Actions to take:
1. In the passage on the Swiss heroin experiment, what policy did the Swiss government turn to in the mid-1980s?
2. In the passage on the Swiss heroin experiment, copy the part starting with "It is telling" and going on through "on public largesse.", renaming "addicts" as "drug users" throughout.

What’s more, the researchers did not compare heroin maintenance with conventional treatments such as methadone or residential, abstinence-oriented care. They abandoned their original plan to assign patients randomly to heroin maintenance or conventional methadone — because, among other reasons, the subjects, not surprisingly, strongly preferred heroin.

“The risk of heroin maintenance is the incentive it provides to ‘fail’ in other forms of treatment in order to become a publicly supported addict,” says Mark Kleiman of UCLA School of Public Policy. And in fact, once the heroin maintenance project started, conventional treatment facilities reported a sharp decline in applications, even though the rate of drug use remained steady.

The Swiss heroin experiment was born out of desperation. In the mid-1980s, the Swiss government became disenchanted with drug treatment and turned to a policy of sanctioned drug use in designated open areas. But this was unsuccessful; the most visible failures being the squalid deterioration of Zurich’s Platzspitz Park (the notorious “Needle Park”) and the syringe-littered Letten railway station.

It is telling that harm reduction efforts have evolved in countries that provide addicts with a wide array of government benefits. Rather than throw up their hands at the poor record of drug rehabilitation, the Swiss and others should acknowledge the extent to which welfare services enable addiction by shielding addicts from the consequences of their actions, financing their drug purchases and encouraging dependency on public largesse.

Dataset excerpts:

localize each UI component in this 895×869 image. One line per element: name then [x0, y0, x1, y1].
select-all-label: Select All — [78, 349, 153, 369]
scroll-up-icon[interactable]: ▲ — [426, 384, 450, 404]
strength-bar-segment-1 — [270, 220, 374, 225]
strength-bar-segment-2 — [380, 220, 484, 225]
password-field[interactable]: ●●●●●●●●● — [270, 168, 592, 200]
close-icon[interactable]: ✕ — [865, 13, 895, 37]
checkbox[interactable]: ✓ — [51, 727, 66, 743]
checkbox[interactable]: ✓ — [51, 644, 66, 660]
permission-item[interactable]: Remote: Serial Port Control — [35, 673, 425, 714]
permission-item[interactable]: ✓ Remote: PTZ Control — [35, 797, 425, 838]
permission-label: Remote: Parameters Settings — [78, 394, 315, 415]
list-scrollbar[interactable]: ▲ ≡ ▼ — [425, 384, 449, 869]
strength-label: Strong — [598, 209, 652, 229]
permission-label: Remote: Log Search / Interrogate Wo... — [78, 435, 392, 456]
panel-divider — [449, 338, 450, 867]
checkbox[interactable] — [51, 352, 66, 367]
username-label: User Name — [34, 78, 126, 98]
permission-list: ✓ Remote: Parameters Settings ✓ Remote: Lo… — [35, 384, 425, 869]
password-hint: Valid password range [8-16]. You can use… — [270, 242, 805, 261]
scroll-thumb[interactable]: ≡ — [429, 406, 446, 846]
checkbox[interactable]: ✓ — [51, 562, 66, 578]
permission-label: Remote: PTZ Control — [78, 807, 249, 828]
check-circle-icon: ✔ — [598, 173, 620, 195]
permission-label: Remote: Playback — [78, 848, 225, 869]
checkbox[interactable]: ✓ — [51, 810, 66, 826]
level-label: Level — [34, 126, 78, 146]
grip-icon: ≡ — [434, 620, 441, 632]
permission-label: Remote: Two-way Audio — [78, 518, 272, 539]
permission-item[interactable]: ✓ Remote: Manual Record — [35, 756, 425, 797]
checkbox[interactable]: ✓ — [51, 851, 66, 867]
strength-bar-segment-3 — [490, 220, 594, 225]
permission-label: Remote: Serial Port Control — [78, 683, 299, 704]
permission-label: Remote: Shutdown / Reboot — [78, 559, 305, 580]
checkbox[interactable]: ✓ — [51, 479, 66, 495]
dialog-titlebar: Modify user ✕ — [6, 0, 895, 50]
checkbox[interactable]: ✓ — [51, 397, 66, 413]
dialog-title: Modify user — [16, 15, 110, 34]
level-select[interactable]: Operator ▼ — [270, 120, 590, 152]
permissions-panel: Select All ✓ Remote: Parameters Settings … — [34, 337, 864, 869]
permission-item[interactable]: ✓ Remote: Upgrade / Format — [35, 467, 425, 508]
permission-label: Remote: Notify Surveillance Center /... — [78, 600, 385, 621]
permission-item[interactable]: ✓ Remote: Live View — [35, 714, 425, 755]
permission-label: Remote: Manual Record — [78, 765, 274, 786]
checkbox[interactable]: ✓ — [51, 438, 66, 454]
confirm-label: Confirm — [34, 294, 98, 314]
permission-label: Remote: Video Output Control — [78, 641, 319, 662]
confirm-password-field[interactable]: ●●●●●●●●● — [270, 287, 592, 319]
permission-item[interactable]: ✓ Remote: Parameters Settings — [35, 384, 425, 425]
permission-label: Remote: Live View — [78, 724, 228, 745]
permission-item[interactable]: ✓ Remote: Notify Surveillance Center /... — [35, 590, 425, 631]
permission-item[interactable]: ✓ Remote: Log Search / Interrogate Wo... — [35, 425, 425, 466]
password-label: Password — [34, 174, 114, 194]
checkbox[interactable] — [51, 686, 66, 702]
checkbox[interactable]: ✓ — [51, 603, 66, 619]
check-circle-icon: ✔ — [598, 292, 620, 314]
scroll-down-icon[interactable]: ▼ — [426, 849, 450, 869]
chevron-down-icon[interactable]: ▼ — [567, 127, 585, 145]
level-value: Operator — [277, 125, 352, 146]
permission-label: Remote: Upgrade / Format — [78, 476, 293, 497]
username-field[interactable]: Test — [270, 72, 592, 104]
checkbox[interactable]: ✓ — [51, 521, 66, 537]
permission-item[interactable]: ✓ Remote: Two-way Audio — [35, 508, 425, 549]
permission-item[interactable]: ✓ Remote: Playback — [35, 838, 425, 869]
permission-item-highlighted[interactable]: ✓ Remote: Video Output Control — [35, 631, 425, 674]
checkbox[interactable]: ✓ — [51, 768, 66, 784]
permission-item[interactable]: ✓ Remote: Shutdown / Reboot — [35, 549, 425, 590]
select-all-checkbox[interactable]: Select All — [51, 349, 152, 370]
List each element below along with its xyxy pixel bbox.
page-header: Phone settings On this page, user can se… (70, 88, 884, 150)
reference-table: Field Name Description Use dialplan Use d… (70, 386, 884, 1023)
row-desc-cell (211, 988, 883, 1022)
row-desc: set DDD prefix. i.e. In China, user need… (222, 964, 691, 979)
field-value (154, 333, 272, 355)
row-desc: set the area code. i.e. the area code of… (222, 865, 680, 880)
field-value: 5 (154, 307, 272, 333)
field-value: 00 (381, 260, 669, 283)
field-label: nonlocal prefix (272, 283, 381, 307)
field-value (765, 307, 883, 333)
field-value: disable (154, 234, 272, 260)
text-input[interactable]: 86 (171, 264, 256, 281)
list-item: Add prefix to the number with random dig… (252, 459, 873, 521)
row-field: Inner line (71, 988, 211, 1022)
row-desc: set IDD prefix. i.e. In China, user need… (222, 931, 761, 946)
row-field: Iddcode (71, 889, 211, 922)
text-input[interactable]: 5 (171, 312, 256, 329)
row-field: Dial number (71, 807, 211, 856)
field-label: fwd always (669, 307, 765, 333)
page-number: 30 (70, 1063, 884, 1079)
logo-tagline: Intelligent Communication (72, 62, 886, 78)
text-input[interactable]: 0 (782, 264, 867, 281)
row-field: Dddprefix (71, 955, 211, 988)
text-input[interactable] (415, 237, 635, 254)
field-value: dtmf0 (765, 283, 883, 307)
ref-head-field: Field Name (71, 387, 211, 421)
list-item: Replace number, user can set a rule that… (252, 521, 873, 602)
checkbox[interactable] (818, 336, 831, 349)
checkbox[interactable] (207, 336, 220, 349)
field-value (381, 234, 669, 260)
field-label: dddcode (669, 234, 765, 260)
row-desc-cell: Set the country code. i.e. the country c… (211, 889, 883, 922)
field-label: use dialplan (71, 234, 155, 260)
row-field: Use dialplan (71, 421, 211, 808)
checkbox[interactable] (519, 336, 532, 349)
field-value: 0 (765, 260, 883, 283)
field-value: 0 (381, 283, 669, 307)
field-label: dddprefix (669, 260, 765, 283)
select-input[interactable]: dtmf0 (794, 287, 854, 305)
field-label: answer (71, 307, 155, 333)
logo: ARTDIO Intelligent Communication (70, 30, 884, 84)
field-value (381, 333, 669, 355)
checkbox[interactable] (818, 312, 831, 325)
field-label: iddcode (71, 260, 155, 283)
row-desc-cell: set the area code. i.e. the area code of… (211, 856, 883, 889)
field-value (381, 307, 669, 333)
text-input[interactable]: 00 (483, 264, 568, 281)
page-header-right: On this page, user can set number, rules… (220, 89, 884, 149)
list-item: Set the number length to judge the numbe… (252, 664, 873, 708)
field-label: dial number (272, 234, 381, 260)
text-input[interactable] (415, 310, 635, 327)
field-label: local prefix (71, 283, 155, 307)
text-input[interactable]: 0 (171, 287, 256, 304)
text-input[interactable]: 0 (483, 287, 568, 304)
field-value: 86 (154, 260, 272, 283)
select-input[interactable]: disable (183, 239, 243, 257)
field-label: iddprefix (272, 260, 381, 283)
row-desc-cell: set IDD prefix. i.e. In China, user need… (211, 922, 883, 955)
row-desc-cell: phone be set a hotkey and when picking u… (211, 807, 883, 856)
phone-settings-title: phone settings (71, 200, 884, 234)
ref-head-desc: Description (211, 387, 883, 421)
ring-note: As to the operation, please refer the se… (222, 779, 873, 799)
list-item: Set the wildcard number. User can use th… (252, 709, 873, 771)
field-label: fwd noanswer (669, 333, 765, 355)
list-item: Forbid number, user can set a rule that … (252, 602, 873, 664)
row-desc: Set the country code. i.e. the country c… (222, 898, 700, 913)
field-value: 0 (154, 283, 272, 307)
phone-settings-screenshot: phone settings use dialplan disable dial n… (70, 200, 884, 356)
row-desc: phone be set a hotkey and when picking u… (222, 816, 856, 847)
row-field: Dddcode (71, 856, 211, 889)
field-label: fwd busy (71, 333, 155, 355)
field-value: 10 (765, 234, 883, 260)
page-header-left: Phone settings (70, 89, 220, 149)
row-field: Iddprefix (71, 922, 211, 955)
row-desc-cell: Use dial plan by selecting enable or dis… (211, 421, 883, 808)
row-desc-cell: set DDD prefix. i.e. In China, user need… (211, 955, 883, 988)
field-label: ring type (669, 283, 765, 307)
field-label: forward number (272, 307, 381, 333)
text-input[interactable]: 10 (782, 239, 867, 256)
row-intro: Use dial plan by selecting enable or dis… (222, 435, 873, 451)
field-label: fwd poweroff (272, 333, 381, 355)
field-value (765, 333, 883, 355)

Responses to the exercise:
1. A policy of sanctioned drug use in designated open areas.

2.
It is telling that harm reduction efforts have evolved in countries that provide drug users with a wide array of government benefits. Rather than throw up their hands at the poor record of drug rehabilitation, the Swiss and others should acknowledge the extent to which welfare services enable addiction by shielding drug users from the consequences of their actions, financing their drug purchases and encouraging dependency on public largesse.